== EXERCISE REQUIREMENTS ==
Identify, in the records below, every line where the string "this" appears, and copy each such line.

== RECORDS FOR THE EXERCISE ==
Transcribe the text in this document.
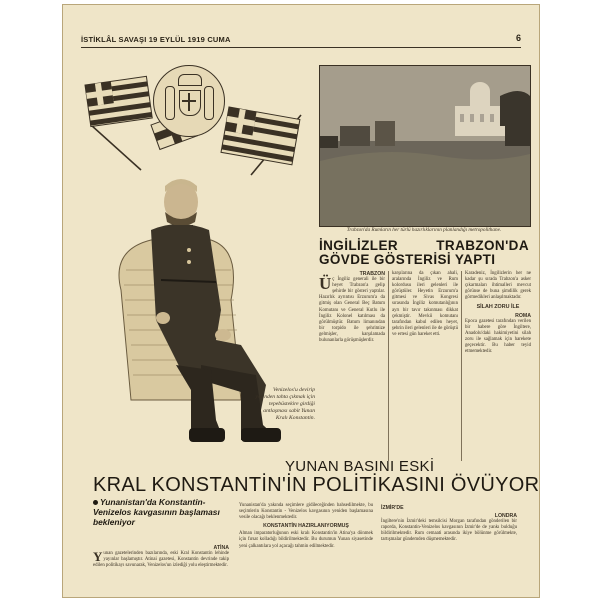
İSTİKLÂL SAVAŞI 19 EYLÜL 1919 CUMA	6
Venizelos'u devirip yerinden tahta çıkmak için tepebüstekire girdiği antlaşması sabit Yunan Kralı Konstantin.
Trabzon'da Rumların her türlü hazırlıklarının planlandığı metropolithane.
İNGİLİZLER TRABZON'DA GÖVDE GÖSTERİSİ YAPTI
TRABZON
Ü ç İngiliz generali ile bir heyet Trabzon'a gelip şehirde bir gösteri yaptılar. Hazırlık ayrıntısı Erzurum'a da gitmiş olan General Beç Batum Komutanı ve General Kutlu ile İngiliz Kolonel katılması da görülmüştür. Batum limanından bir torpido ile şehrimize gelmişler, karşılamada bulunanlarla görüşmüşlerdir.
karşılarına da çıkan ahali, aralarında İngiliz ve Rum kolordusu ileri gelenleri ile görüştüler. Heyetin Erzurum'a gitmesi ve Sivas Kongresi sırasında İngiliz komutanlığının ayrı bir tavır takınması dikkat çekmiştir. Mevkii komutanı tarafından kabul edilen heyet, şehrin ileri gelenleri ile de görüştü ve ertesi gün hareket etti.
Karadeniz, İngilizlerin her ne kadar şu sırada Trabzon'a asker çıkarmaları ihtimalleri mevcut görünse de buna şimdilik gerek görmedikleri anlaşılmaktadır.
SİLAH ZORU İLE
ROMA
Epoca gazetesi tarafından verilen bir habere göre İngiltere, Anadolu'daki hakimiyetini silah zoru ile sağlamak için harekete geçecektir. Bu haber teyid etmemektedir.
YUNAN BASINI ESKİ
KRAL KONSTANTİN'İN POLİTİKASINI ÖVÜYOR
Yunanistan'da Konstantin-Venizelos kavgasının başlaması bekleniyor
ATİNA
Y unan gazetelerinden bazılarında, eski Kral Konstantin lehinde yayınlar başlamıştır. Atinai gazetesi, Konstantin devrinde takip edilen politikayı savunarak, Venizelos'un izlediği yolu eleştirmektedir.
Yunanistan'da yakında seçimlere gidileceğinden bahsedilmekte, bu seçimlerin Konstantin - Venizelos kavgasının yeniden başlamasına vesile olacağı beklenmektedir.
KONSTANTİN HAZIRLANIYORMUŞ
Alman imparatorluğunun eski kralı Konstantin'in Atina'ya dönmek için fırsat kolladığı bildirilmektedir. Bu durumun Yunan siyasetinde yeni çalkantılara yol açacağı tahmin edilmektedir.
İZMİR'DE
LONDRA
İngiltere'nin İzmir'deki temsilcisi Morgan tarafından gönderilen bir raporda, Konstantin-Venizelos kavgasının İzmir'de de yankı bulduğu bildirilmektedir. Rum cemaati arasında ikiye bölünme görülmekte, tartışmalar gündemden düşmemektedir.
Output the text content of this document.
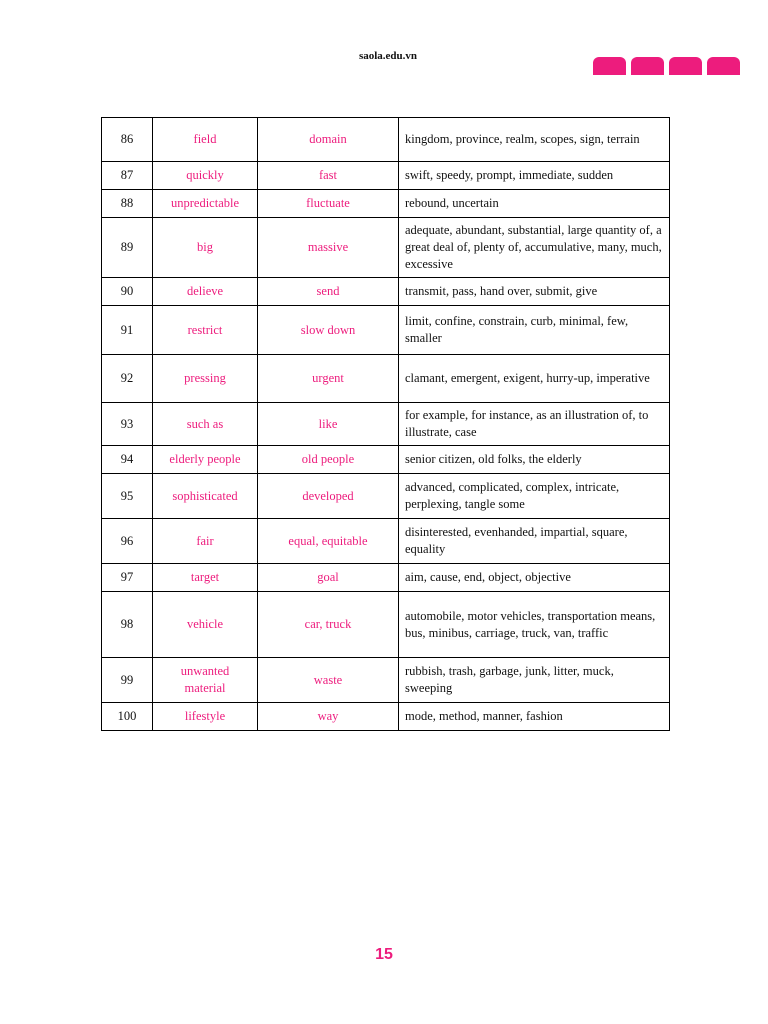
saola.edu.vn
86	field	domain	kingdom, province, realm, scopes, sign, terrain
87	quickly	fast	swift, speedy, prompt, immediate, sudden
88	unpredictable	fluctuate	rebound, uncertain
89	big	massive	adequate, abundant, substantial, large quantity of, a great deal of, plenty of, accumulative, many, much, excessive
90	delieve	send	transmit, pass, hand over, submit, give
91	restrict	slow down	limit, confine, constrain, curb, minimal, few, smaller
92	pressing	urgent	clamant, emergent, exigent, hurry-up, imperative
93	such as	like	for example, for instance, as an illustration of, to illustrate, case
94	elderly people	old people	senior citizen, old folks, the elderly
95	sophisticated	developed	advanced, complicated, complex, intricate, perplexing, tangle some
96	fair	equal, equitable	disinterested, evenhanded, impartial, square, equality
97	target	goal	aim, cause, end, object, objective
98	vehicle	car, truck	automobile, motor vehicles, transportation means, bus, minibus, carriage, truck, van, traffic
99	unwanted material	waste	rubbish, trash, garbage, junk, litter, muck, sweeping
100	lifestyle	way	mode, method, manner, fashion
15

== TASK OUTPUT ==
Transcribe the text in this document.
Output the text content of this document.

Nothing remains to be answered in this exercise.